After 29 million deaths, generational trauma and multibillion-dollar debts we will be paying off for decades, the international community appears to have learned nothing from the Covid-19 pandemic.

The main challenges to agreeing the draft treaty are concentrated in two global health flashpoints: control of knowledge and sharing of resources. For countries in the Global South like Indonesia, passing the treaty will be possible only if rich countries facilitate the distribution of diagnostics, vaccines and medicines.

This also depends on responsive financing based on the principle of common but differentiated responsibilities (CBDR) that have been applied in other negotiations. From the perspective of the Global North and its influential pharmaceutical sector, reconsidering intellectual property rules seems taboo. The pandemic treaty could offer an opportunity to ensure that countries are equipped with the proper, principles-based mechanisms for cooperation to prevent the level of devastation wrought by the Covid-19 pandemic.

By failing to ground the treaty in existing human rights obligations and inadequately addressing human rights concerns that arise during public health emergencies, governments risk repeating history when the next global health crisis hits.

Governments must take steps to ensure that everyone can access the applications of scientific progress without discrimination, as human rights standards establish that scientific progress must be available, accessible, acceptable and of good quality to all individuals and communities.

During the Covid-19 pandemic, scientists began to design candidate vaccine viruses only a few hours after the first SARS-CoV2 genome sequence was shared.

The Global North promised to share vaccines through the WHO’s voluntary Covid-19 Vaccines Global Access (Covax) facility, but failed to meet their commitments.

Today, nearly one-third of the world’s population has not received a single dose of Covid-19 vaccines and the death toll resulting from vaccine nationalism continues to grow.

Across all fields, scientists from the Global North have often extracted data and samples from the Global South without the peoples’ permission and without providing any benefits to the countries where they work.

While the current draft treaty emphasises the importance of knowledge and technology transfer in delivering fair and timely access to diagnostics, vaccines and medicines, it fails to adequately ensure that governments protect the rights to these critical health products during an emergency in accordance with international human rights law and standards.

**Problems and tasks:**
1) Translate this sentence from the piece on the pandemic treaty into Spanish: "During the Covid-19 pandemic, scientists began to design candidate vaccine viruses only a few hours after the first SARS-CoV2 genome sequence was shared."
2) Go on with the piece on the pandemic treaty, picking up after its final sentence.

**Material shown:**
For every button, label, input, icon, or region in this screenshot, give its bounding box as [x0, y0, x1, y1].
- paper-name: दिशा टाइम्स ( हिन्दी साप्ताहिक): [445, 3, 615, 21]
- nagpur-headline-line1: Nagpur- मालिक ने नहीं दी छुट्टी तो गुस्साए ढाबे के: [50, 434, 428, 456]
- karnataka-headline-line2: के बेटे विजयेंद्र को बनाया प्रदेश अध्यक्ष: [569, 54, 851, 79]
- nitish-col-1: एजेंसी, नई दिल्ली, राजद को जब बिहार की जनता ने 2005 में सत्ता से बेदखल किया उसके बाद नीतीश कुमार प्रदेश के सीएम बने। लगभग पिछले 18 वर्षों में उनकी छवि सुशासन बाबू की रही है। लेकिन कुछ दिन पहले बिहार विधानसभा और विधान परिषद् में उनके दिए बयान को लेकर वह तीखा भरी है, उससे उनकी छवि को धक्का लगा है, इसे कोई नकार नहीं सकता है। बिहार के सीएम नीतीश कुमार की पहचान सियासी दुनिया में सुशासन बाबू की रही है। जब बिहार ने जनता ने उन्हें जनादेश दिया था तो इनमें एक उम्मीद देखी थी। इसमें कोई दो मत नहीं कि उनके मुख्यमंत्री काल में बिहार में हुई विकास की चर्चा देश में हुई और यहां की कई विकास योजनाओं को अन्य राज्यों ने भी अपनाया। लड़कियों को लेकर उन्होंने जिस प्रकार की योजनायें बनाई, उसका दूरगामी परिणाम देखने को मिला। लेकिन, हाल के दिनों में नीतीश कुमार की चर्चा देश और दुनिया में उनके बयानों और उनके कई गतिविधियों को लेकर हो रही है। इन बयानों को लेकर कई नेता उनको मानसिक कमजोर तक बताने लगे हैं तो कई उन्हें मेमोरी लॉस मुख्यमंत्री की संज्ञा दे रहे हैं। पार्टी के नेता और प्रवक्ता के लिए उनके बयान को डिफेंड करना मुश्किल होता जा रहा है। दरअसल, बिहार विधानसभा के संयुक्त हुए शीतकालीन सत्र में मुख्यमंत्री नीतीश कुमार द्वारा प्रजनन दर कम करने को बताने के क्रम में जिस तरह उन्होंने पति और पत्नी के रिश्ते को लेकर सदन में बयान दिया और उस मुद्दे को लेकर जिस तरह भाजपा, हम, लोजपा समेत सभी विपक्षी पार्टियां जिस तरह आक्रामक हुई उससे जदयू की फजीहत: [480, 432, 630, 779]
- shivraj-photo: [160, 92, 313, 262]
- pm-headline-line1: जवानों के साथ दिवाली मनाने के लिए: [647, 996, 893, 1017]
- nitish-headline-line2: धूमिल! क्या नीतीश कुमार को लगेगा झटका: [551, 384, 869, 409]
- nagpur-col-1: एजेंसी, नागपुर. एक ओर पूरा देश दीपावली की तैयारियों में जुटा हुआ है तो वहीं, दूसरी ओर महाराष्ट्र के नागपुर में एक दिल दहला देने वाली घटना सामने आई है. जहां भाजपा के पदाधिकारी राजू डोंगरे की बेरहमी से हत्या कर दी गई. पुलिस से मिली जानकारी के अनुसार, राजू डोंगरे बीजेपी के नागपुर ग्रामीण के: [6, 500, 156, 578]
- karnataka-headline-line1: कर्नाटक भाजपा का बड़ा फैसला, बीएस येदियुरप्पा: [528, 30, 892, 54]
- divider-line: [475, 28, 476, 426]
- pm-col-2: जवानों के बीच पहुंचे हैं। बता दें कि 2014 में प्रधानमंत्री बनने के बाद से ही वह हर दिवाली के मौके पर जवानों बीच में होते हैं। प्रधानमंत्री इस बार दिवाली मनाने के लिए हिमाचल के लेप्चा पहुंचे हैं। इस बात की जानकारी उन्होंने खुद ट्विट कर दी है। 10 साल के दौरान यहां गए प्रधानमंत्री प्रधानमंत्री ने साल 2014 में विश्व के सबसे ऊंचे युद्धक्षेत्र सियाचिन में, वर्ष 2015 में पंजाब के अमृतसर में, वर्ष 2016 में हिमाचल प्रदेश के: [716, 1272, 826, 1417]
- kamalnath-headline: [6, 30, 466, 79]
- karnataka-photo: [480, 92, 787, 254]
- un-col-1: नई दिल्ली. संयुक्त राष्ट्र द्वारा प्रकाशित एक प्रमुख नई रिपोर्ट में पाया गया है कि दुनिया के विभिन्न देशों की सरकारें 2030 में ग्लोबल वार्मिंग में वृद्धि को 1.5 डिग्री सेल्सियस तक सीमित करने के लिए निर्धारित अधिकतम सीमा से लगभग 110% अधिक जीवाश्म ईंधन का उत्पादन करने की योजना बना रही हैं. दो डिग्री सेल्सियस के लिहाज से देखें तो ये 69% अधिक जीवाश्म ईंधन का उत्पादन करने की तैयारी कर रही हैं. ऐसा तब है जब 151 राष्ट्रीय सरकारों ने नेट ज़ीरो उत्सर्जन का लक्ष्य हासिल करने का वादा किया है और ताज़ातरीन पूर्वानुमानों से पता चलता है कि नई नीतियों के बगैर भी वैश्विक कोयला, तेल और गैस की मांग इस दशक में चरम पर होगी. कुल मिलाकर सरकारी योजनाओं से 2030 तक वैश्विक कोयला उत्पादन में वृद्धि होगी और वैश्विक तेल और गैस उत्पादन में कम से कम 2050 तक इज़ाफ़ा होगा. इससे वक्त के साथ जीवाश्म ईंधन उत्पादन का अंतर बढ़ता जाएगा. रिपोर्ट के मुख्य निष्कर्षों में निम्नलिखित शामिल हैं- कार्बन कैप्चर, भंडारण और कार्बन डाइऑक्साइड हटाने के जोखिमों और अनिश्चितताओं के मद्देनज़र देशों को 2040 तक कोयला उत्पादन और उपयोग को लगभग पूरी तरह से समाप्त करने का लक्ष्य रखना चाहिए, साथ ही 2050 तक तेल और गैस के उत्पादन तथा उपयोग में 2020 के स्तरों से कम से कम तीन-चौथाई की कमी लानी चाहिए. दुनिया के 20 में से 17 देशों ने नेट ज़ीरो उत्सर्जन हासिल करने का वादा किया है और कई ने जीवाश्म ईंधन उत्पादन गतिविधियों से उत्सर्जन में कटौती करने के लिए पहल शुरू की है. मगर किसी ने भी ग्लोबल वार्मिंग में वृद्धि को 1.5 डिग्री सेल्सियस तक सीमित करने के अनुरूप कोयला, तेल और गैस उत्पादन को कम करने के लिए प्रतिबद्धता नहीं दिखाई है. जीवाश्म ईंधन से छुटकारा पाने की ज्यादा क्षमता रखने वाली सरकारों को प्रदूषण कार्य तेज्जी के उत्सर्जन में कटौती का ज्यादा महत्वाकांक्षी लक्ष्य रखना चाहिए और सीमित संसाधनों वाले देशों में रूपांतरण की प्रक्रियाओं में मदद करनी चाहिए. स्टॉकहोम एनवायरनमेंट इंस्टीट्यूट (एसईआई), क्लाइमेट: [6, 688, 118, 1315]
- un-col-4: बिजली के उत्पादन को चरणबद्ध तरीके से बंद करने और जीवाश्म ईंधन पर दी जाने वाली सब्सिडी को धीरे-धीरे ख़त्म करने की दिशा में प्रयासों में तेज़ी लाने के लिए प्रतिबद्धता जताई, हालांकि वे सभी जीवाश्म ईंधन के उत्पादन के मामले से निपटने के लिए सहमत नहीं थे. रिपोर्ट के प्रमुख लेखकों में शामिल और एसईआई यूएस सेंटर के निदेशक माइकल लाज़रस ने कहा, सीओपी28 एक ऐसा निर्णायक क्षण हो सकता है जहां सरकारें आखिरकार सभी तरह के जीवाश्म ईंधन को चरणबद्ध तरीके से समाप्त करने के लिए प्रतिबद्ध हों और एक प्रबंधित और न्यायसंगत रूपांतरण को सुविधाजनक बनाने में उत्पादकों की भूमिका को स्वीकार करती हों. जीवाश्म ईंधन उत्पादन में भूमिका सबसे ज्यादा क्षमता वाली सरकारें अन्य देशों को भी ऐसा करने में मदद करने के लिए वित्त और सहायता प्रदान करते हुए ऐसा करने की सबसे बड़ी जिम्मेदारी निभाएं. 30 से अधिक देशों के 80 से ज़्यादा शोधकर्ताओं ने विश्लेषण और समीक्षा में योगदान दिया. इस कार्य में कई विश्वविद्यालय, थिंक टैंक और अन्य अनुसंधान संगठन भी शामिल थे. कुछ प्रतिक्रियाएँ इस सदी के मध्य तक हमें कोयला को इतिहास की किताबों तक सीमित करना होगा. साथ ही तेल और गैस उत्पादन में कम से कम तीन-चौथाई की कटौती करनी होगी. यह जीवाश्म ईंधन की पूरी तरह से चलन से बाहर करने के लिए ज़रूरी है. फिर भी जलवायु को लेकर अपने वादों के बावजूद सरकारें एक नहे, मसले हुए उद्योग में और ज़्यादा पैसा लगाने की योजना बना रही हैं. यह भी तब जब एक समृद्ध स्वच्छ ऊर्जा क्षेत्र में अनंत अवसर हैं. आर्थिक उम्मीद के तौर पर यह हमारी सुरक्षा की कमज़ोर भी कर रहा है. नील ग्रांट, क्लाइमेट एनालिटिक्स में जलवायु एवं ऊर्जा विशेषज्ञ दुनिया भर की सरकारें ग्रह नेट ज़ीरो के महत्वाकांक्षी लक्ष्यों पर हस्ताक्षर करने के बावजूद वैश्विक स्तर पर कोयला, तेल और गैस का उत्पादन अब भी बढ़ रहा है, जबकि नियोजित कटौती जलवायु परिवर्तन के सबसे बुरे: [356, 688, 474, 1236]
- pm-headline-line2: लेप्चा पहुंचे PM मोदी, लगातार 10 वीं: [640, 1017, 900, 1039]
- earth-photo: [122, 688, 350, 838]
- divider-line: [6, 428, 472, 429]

**Per-task outputs:**
1) Durante la pandemia de covid-19, los científicos comenzaron a diseñar virus candidatos para vacunas apenas unas horas después de que se compartiera la primera secuencia del genoma del SARS-CoV2.

2)
Instead, the draft uses weak language “encouraging” states to transfer knowledge and technology, diluting the obligations of governments to ensure that intellectual property rights do not constitute a barrier to the right to health and the right to benefit from scientific progress during a public health emergency.

The world is no closer to a fair system for sharing diagnostics, vaccines and medicines, and such barriers should be dismantled for lifesaving countermeasures.

Until that day arrives, however, the pandemic treaty offers the last, best chance to avoid repeating the mistakes made during the Covid-19 pandemic, enabling regions worldwide to produce vaccines and medicines instead of relying on promises of supplies from other nations, which understandably prioritise their population.

The complexity of the ongoing negotiations reflects the myriad challenges that must be addressed to effectively prevent, prepare for and respond to pandemics. These reforms must be guided by the principles of equity and solidarity.

The latest draft version of the treaty makes it very clear that the WHO seeks no new powers, authorities or control over all matters related to future pandemic response.

Political leadership is needed now to push the talks forward through the remaining issues. It is critical to seize this moment, which is not likely to come again soon if it does not happen this year. The world cannot afford to wait for the next pandemic to act. — The Jakarta Post

Daniel Tjen is a member of the World Health Organisation’s Health Security Interface-Technical Advisory Group.